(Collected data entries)
## Begin

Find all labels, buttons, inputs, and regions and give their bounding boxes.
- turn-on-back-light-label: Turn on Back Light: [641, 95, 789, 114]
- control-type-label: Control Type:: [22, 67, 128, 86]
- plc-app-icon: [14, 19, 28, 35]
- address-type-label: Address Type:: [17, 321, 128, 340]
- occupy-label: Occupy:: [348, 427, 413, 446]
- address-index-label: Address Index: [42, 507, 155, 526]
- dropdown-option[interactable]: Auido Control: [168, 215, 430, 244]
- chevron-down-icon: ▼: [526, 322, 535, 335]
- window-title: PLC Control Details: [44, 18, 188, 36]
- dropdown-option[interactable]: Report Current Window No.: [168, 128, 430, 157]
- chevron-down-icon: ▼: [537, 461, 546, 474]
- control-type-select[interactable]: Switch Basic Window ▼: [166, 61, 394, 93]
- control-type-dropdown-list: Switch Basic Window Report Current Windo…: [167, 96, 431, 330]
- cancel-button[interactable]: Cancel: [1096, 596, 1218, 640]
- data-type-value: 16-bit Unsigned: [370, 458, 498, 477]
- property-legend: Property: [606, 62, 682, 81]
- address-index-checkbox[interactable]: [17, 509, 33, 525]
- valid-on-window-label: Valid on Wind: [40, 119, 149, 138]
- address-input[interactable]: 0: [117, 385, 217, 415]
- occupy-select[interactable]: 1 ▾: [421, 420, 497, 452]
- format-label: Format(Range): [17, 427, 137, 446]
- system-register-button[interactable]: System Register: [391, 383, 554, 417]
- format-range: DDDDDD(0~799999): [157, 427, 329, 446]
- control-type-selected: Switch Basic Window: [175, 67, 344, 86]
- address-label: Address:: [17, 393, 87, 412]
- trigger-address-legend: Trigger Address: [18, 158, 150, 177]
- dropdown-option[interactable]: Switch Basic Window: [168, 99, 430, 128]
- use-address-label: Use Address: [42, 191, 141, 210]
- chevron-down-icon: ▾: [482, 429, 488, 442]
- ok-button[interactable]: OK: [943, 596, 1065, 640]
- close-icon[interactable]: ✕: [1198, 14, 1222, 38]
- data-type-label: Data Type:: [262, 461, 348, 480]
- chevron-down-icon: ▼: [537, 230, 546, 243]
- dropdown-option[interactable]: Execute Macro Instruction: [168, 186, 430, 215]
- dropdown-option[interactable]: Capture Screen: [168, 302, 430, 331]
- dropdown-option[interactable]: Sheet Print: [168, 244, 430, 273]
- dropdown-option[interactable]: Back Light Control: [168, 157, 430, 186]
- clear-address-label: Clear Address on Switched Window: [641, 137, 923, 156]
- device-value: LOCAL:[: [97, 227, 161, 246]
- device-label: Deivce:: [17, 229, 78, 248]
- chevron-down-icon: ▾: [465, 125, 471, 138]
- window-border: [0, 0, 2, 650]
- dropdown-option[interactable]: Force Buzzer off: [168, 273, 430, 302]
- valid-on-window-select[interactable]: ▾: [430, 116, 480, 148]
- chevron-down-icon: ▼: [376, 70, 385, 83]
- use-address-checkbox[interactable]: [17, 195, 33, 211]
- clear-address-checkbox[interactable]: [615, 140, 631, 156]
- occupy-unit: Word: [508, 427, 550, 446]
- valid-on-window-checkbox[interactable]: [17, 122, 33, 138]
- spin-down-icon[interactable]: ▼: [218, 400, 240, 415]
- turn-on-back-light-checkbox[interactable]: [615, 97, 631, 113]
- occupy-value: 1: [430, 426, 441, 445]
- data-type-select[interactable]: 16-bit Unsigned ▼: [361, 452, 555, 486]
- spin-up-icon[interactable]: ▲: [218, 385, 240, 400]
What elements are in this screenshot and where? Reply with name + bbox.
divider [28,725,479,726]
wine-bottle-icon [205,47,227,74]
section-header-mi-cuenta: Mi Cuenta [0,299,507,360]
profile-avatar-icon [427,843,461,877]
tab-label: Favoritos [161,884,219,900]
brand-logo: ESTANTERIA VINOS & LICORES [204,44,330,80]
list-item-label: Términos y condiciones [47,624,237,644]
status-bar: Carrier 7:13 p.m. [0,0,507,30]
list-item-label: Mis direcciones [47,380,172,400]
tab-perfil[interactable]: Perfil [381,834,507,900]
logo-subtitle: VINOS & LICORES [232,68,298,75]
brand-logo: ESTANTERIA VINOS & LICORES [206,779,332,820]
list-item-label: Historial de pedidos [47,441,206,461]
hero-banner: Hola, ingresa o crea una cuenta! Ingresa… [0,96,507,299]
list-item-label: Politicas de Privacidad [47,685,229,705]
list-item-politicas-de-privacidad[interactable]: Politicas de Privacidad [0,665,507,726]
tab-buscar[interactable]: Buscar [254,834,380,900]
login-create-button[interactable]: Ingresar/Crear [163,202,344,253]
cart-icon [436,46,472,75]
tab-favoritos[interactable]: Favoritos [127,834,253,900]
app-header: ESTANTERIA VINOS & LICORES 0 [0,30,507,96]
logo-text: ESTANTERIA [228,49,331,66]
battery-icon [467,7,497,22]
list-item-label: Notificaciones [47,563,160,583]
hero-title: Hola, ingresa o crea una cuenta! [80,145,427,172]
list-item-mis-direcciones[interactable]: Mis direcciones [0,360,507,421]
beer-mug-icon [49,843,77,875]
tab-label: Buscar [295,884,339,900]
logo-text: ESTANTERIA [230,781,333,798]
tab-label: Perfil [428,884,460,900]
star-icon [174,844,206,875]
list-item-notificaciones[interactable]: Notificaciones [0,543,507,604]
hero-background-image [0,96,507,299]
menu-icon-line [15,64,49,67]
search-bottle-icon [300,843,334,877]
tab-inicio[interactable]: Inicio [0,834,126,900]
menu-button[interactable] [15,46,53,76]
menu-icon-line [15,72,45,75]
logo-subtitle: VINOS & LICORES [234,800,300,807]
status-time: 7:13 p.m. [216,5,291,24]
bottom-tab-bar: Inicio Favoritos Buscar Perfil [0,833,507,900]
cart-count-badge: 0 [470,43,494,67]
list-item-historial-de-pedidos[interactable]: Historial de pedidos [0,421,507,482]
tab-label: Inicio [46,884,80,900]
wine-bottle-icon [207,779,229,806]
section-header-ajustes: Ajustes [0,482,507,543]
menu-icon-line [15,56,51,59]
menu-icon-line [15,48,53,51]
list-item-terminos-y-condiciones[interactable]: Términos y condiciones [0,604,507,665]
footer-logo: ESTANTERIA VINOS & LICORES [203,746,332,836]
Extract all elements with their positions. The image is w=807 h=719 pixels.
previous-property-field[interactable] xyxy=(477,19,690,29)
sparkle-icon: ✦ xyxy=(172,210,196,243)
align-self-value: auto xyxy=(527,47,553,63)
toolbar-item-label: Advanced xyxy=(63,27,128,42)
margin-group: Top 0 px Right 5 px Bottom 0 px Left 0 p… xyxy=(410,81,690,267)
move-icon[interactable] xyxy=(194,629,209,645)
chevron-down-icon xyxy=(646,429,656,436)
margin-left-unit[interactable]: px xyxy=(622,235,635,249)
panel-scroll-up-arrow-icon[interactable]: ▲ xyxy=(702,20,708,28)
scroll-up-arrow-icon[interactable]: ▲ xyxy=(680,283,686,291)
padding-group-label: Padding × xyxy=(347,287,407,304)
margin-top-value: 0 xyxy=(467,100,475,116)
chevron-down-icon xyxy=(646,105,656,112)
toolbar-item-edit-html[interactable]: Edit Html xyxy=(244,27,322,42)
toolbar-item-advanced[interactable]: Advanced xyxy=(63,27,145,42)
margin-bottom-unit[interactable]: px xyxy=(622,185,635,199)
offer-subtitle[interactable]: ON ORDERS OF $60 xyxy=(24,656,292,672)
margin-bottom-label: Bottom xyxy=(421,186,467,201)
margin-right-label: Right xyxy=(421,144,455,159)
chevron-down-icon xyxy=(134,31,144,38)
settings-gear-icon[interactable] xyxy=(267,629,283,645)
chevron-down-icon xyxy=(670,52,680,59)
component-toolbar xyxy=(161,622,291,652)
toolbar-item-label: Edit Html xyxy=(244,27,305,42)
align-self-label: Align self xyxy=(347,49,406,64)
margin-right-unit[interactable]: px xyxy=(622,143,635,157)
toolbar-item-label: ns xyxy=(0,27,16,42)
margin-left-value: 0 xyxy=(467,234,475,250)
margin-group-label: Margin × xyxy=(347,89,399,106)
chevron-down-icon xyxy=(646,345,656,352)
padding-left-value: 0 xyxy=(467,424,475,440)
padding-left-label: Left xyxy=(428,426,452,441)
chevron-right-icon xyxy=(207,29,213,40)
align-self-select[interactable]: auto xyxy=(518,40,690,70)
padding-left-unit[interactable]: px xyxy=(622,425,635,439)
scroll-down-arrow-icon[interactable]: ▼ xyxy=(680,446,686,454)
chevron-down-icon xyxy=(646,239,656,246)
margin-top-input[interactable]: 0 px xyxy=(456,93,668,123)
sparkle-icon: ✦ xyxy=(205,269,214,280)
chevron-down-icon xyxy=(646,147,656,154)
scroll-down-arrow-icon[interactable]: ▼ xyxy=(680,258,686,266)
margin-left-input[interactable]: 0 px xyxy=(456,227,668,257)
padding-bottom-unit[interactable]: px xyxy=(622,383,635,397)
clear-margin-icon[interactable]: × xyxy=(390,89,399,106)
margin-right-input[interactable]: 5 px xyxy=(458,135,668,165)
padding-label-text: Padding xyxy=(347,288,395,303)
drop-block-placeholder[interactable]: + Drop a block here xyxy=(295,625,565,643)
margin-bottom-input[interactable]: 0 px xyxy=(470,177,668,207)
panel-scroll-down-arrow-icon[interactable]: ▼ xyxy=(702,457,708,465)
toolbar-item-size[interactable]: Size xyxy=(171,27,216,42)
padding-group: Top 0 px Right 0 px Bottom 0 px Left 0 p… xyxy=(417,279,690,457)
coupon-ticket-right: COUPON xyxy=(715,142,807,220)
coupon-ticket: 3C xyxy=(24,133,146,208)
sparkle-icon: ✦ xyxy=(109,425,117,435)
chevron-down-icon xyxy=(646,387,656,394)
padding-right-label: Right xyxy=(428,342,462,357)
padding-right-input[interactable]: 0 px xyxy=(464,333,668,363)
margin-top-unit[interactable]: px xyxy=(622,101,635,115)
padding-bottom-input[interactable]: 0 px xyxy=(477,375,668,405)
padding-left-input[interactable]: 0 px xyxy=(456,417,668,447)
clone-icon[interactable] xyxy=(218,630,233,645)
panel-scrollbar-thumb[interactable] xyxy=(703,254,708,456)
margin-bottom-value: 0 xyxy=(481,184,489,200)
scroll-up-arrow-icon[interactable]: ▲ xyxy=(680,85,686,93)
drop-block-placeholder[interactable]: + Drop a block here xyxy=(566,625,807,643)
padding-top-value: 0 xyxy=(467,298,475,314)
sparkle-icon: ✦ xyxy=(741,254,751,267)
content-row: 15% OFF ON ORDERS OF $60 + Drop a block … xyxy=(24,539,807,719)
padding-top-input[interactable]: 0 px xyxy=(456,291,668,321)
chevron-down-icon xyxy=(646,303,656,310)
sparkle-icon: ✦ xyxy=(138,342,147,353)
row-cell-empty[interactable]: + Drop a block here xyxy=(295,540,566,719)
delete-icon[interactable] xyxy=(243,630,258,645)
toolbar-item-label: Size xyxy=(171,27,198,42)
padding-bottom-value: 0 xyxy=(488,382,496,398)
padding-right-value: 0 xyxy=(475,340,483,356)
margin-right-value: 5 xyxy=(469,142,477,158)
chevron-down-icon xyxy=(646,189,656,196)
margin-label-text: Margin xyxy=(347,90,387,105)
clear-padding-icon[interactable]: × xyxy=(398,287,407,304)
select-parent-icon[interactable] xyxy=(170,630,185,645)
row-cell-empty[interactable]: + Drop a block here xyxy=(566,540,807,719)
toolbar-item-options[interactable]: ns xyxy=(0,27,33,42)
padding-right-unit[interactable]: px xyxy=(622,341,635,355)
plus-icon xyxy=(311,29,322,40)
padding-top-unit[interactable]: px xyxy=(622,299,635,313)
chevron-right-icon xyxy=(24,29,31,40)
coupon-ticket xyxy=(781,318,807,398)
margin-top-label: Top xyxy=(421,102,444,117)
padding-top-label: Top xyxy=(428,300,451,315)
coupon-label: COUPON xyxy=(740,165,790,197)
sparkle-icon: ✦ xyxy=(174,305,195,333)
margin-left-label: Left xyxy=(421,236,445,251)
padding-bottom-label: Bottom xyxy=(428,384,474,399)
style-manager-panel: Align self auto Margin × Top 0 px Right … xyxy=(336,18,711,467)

## End

◆ **TASK OBJECTIVE**
From the start of the data through the line containing "- chevron-down-icon: ▼: [526, 322, 535, 335]", swap "Turn on Back Light" for "Enable Back Light" and rewrite those lines with nothing else changed.

◆ **WRITTEN SOLUTION**
Find all labels, buttons, inputs, and regions and give their bounding boxes.
- turn-on-back-light-label: Enable Back Light: [641, 95, 789, 114]
- control-type-label: Control Type:: [22, 67, 128, 86]
- plc-app-icon: [14, 19, 28, 35]
- address-type-label: Address Type:: [17, 321, 128, 340]
- occupy-label: Occupy:: [348, 427, 413, 446]
- address-index-label: Address Index: [42, 507, 155, 526]
- dropdown-option[interactable]: Auido Control: [168, 215, 430, 244]
- chevron-down-icon: ▼: [526, 322, 535, 335]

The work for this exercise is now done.